>>
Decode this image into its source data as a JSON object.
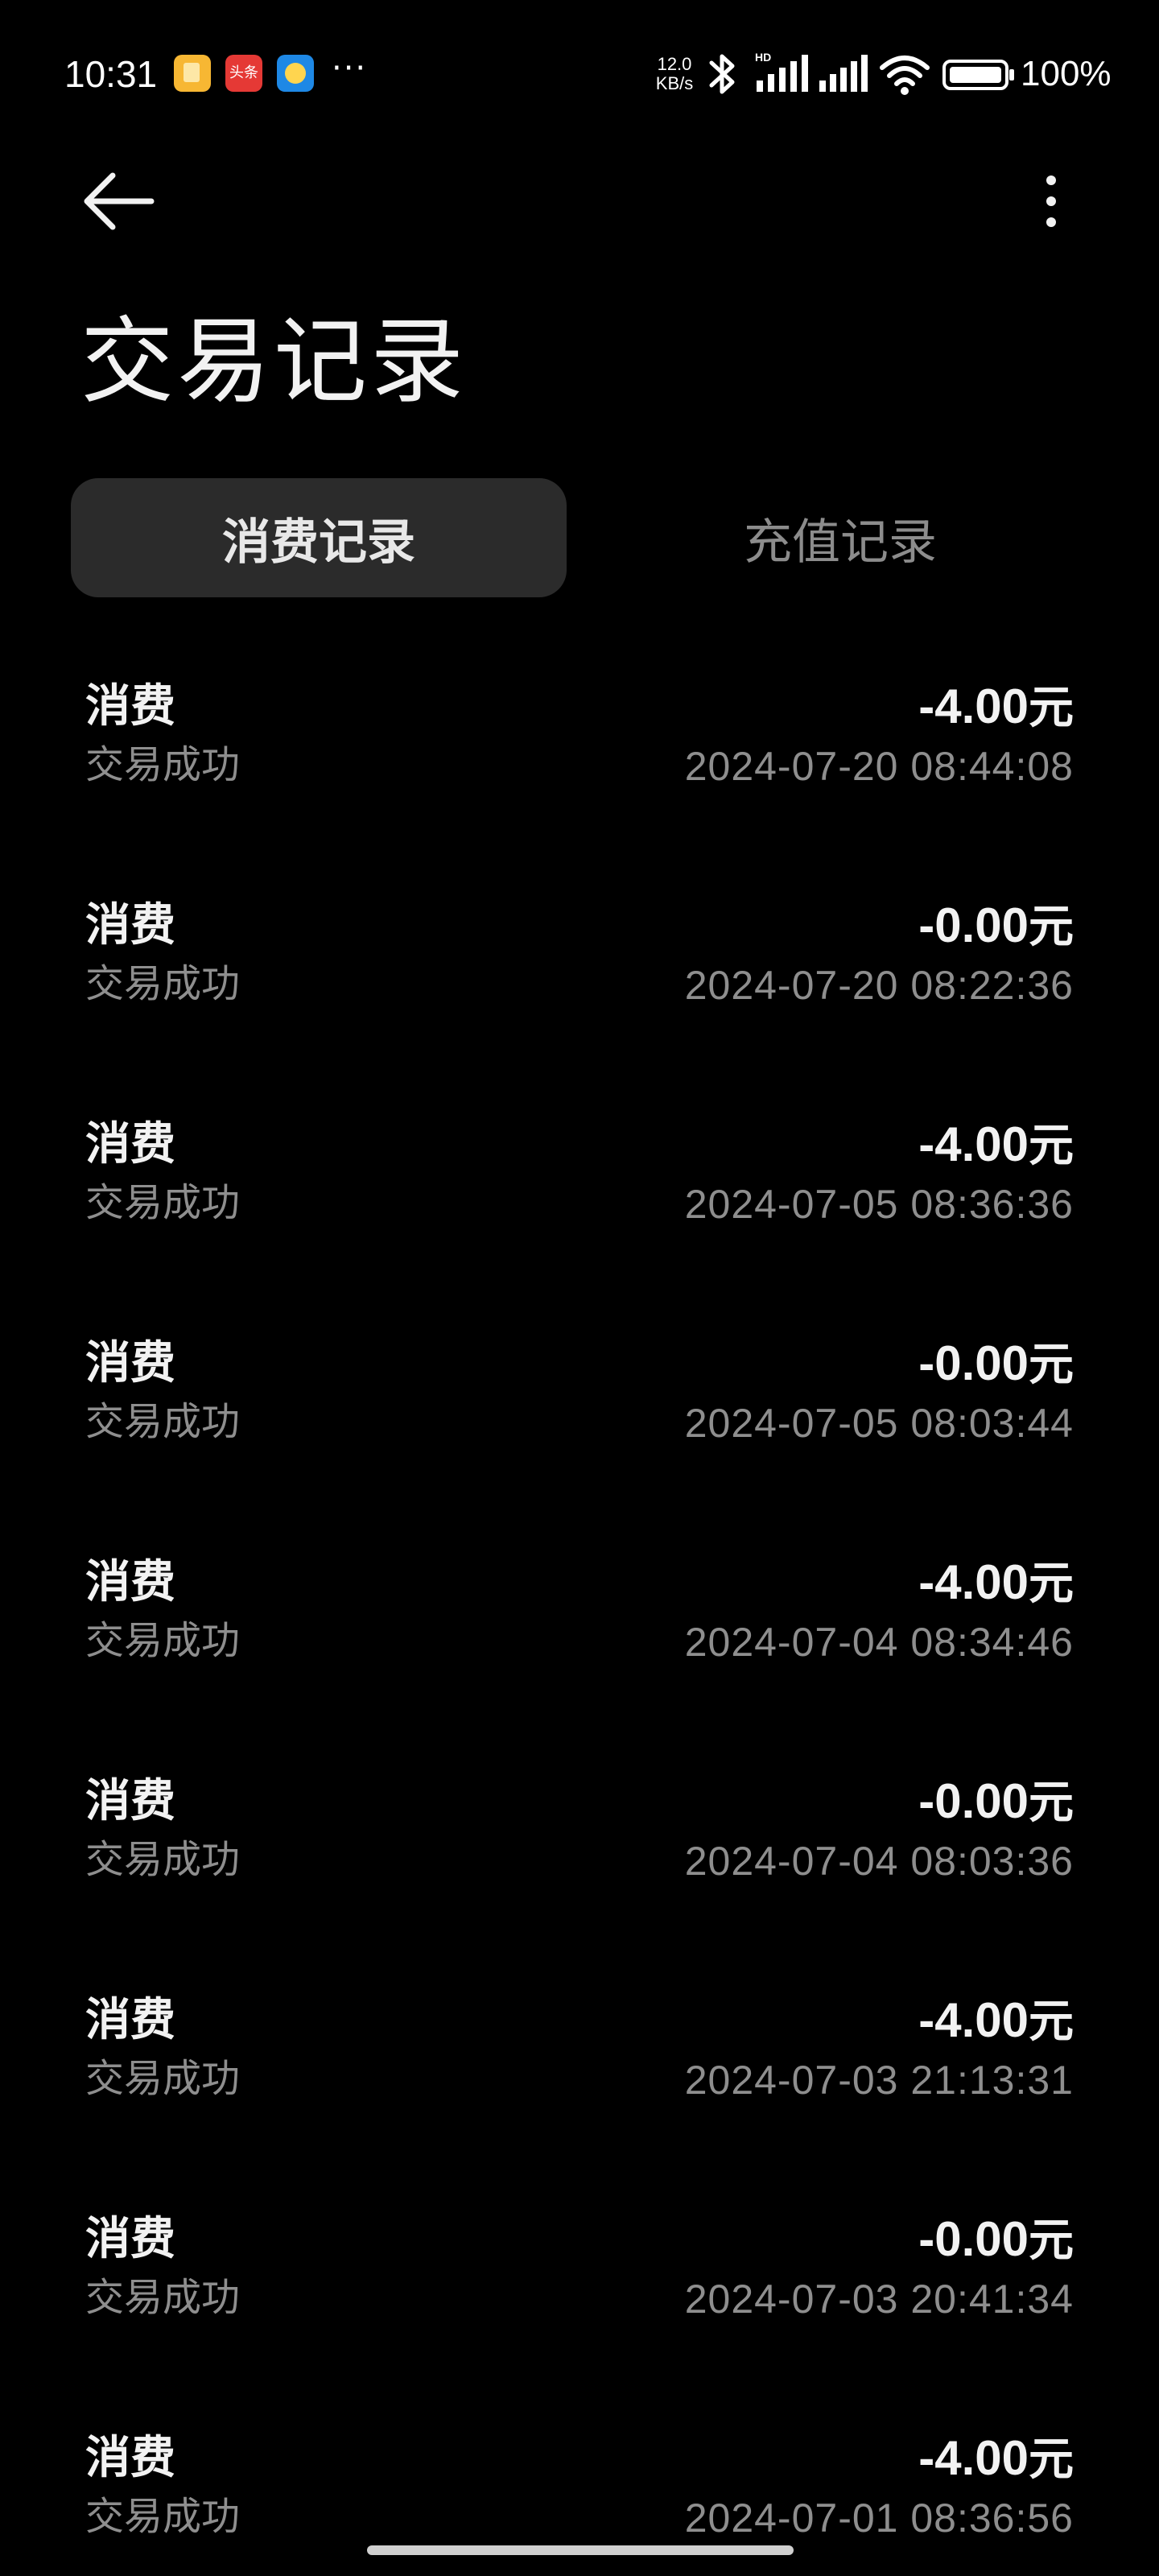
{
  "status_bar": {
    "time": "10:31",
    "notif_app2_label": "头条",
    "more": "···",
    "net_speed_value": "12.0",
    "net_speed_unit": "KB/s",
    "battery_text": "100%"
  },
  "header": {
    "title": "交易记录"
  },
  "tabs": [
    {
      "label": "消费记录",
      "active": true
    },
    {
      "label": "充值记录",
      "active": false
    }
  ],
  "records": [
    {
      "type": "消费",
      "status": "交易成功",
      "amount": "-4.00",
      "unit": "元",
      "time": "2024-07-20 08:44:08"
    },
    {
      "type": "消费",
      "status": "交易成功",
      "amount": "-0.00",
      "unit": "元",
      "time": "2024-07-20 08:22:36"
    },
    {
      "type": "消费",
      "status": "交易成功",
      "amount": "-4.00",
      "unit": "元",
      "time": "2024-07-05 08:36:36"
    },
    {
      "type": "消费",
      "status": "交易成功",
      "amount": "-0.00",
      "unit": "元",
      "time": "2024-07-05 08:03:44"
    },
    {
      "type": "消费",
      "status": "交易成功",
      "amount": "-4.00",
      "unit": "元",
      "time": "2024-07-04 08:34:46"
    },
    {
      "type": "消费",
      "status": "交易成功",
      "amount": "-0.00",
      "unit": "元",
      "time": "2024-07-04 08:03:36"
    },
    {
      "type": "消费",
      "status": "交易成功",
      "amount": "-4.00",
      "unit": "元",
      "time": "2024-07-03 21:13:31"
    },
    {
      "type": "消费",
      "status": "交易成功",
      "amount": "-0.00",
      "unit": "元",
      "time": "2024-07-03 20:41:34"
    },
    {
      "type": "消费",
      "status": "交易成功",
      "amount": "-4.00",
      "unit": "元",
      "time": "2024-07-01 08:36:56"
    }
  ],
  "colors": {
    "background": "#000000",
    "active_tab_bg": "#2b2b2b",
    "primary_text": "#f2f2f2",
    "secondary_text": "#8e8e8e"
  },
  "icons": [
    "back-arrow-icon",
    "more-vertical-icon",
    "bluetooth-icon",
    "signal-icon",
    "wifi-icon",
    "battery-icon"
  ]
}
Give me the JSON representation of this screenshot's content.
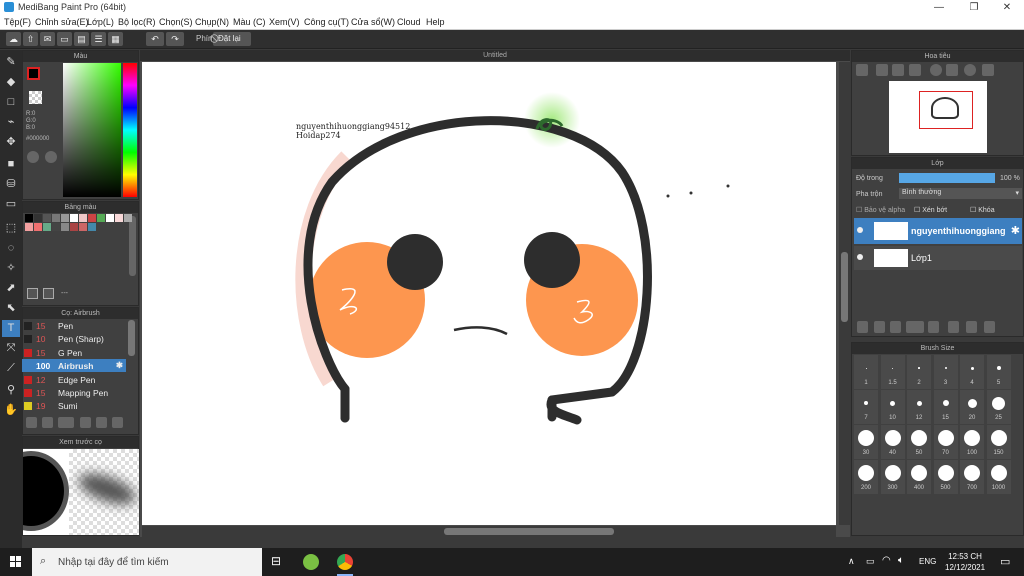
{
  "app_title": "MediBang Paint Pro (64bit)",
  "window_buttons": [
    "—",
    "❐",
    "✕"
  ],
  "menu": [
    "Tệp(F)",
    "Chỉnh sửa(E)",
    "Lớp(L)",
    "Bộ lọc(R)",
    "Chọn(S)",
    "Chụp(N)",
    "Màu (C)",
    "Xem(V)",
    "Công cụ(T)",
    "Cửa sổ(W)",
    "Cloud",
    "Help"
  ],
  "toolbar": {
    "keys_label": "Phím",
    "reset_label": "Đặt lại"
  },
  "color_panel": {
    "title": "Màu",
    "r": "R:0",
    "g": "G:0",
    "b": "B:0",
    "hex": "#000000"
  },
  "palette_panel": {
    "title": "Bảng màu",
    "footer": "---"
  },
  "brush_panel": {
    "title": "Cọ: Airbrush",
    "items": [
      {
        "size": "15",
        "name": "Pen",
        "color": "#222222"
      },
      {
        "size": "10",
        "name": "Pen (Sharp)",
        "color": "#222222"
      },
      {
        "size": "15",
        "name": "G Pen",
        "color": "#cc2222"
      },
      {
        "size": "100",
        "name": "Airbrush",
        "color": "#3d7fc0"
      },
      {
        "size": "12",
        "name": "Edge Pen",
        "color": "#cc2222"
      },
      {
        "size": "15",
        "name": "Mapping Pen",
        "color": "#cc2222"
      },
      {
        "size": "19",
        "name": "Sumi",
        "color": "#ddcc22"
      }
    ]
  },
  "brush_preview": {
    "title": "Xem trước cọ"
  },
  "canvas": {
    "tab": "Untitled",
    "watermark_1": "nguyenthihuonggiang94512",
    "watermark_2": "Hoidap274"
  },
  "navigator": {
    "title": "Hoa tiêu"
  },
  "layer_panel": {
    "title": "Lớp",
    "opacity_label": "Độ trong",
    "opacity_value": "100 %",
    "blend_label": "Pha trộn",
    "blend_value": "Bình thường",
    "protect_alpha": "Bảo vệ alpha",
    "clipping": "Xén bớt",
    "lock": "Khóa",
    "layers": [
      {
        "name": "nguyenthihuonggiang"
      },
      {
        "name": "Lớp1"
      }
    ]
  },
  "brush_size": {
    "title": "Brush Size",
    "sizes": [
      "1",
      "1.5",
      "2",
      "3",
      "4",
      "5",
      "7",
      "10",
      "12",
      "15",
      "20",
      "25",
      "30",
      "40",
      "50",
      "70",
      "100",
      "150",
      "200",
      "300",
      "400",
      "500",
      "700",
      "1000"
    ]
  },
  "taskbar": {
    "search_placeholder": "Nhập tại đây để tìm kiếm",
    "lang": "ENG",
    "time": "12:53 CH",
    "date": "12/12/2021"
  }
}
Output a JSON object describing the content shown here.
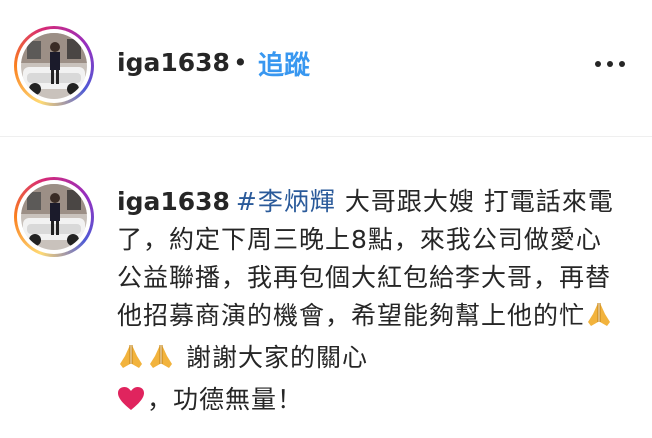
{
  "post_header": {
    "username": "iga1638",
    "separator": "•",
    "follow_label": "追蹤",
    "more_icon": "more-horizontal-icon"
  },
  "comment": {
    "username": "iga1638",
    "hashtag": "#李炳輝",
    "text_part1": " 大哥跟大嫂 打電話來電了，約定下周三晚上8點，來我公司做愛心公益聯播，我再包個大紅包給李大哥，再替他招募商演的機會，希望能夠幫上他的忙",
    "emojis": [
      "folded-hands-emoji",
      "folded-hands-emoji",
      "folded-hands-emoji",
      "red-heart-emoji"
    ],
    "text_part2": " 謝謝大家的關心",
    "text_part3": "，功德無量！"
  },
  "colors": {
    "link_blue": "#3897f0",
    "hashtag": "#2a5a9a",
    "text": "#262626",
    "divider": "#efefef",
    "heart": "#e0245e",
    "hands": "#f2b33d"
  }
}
<<
— Task directions —
Take the listing above and print it exactly, apart from the pictures.

— Response —
Decode this image into its source data as a JSON object.
{
  "status_bar": {
    "time": "10:31",
    "notif_app2_label": "头条",
    "more": "···",
    "net_speed_value": "12.0",
    "net_speed_unit": "KB/s",
    "battery_text": "100%"
  },
  "header": {
    "title": "交易记录"
  },
  "tabs": [
    {
      "label": "消费记录",
      "active": true
    },
    {
      "label": "充值记录",
      "active": false
    }
  ],
  "records": [
    {
      "type": "消费",
      "status": "交易成功",
      "amount": "-4.00",
      "unit": "元",
      "time": "2024-07-20 08:44:08"
    },
    {
      "type": "消费",
      "status": "交易成功",
      "amount": "-0.00",
      "unit": "元",
      "time": "2024-07-20 08:22:36"
    },
    {
      "type": "消费",
      "status": "交易成功",
      "amount": "-4.00",
      "unit": "元",
      "time": "2024-07-05 08:36:36"
    },
    {
      "type": "消费",
      "status": "交易成功",
      "amount": "-0.00",
      "unit": "元",
      "time": "2024-07-05 08:03:44"
    },
    {
      "type": "消费",
      "status": "交易成功",
      "amount": "-4.00",
      "unit": "元",
      "time": "2024-07-04 08:34:46"
    },
    {
      "type": "消费",
      "status": "交易成功",
      "amount": "-0.00",
      "unit": "元",
      "time": "2024-07-04 08:03:36"
    },
    {
      "type": "消费",
      "status": "交易成功",
      "amount": "-4.00",
      "unit": "元",
      "time": "2024-07-03 21:13:31"
    },
    {
      "type": "消费",
      "status": "交易成功",
      "amount": "-0.00",
      "unit": "元",
      "time": "2024-07-03 20:41:34"
    },
    {
      "type": "消费",
      "status": "交易成功",
      "amount": "-4.00",
      "unit": "元",
      "time": "2024-07-01 08:36:56"
    }
  ],
  "colors": {
    "background": "#000000",
    "active_tab_bg": "#2b2b2b",
    "primary_text": "#f2f2f2",
    "secondary_text": "#8e8e8e"
  },
  "icons": [
    "back-arrow-icon",
    "more-vertical-icon",
    "bluetooth-icon",
    "signal-icon",
    "wifi-icon",
    "battery-icon"
  ]
}
Give me the JSON representation of this screenshot's content.
{
  "app_title": "MediBang Paint Pro (64bit)",
  "window_buttons": [
    "—",
    "❐",
    "✕"
  ],
  "menu": [
    "Tệp(F)",
    "Chỉnh sửa(E)",
    "Lớp(L)",
    "Bộ lọc(R)",
    "Chọn(S)",
    "Chụp(N)",
    "Màu (C)",
    "Xem(V)",
    "Công cụ(T)",
    "Cửa sổ(W)",
    "Cloud",
    "Help"
  ],
  "toolbar": {
    "keys_label": "Phím",
    "reset_label": "Đặt lại"
  },
  "color_panel": {
    "title": "Màu",
    "r": "R:0",
    "g": "G:0",
    "b": "B:0",
    "hex": "#000000"
  },
  "palette_panel": {
    "title": "Bảng màu",
    "footer": "---"
  },
  "brush_panel": {
    "title": "Cọ: Airbrush",
    "items": [
      {
        "size": "15",
        "name": "Pen",
        "color": "#222222"
      },
      {
        "size": "10",
        "name": "Pen (Sharp)",
        "color": "#222222"
      },
      {
        "size": "15",
        "name": "G Pen",
        "color": "#cc2222"
      },
      {
        "size": "100",
        "name": "Airbrush",
        "color": "#3d7fc0"
      },
      {
        "size": "12",
        "name": "Edge Pen",
        "color": "#cc2222"
      },
      {
        "size": "15",
        "name": "Mapping Pen",
        "color": "#cc2222"
      },
      {
        "size": "19",
        "name": "Sumi",
        "color": "#ddcc22"
      }
    ]
  },
  "brush_preview": {
    "title": "Xem trước cọ"
  },
  "canvas": {
    "tab": "Untitled",
    "watermark_1": "nguyenthihuonggiang94512",
    "watermark_2": "Hoidap274"
  },
  "navigator": {
    "title": "Hoa tiêu"
  },
  "layer_panel": {
    "title": "Lớp",
    "opacity_label": "Độ trong",
    "opacity_value": "100 %",
    "blend_label": "Pha trộn",
    "blend_value": "Bình thường",
    "protect_alpha": "Bảo vệ alpha",
    "clipping": "Xén bớt",
    "lock": "Khóa",
    "layers": [
      {
        "name": "nguyenthihuonggiang"
      },
      {
        "name": "Lớp1"
      }
    ]
  },
  "brush_size": {
    "title": "Brush Size",
    "sizes": [
      "1",
      "1.5",
      "2",
      "3",
      "4",
      "5",
      "7",
      "10",
      "12",
      "15",
      "20",
      "25",
      "30",
      "40",
      "50",
      "70",
      "100",
      "150",
      "200",
      "300",
      "400",
      "500",
      "700",
      "1000"
    ]
  },
  "taskbar": {
    "search_placeholder": "Nhập tại đây để tìm kiếm",
    "lang": "ENG",
    "time": "12:53 CH",
    "date": "12/12/2021"
  }
}
Output a JSON object describing the content shown here.
{
  "post_header": {
    "username": "iga1638",
    "separator": "•",
    "follow_label": "追蹤",
    "more_icon": "more-horizontal-icon"
  },
  "comment": {
    "username": "iga1638",
    "hashtag": "#李炳輝",
    "text_part1": " 大哥跟大嫂 打電話來電了，約定下周三晚上8點，來我公司做愛心公益聯播，我再包個大紅包給李大哥，再替他招募商演的機會，希望能夠幫上他的忙",
    "emojis": [
      "folded-hands-emoji",
      "folded-hands-emoji",
      "folded-hands-emoji",
      "red-heart-emoji"
    ],
    "text_part2": " 謝謝大家的關心",
    "text_part3": "，功德無量！"
  },
  "colors": {
    "link_blue": "#3897f0",
    "hashtag": "#2a5a9a",
    "text": "#262626",
    "divider": "#efefef",
    "heart": "#e0245e",
    "hands": "#f2b33d"
  }
}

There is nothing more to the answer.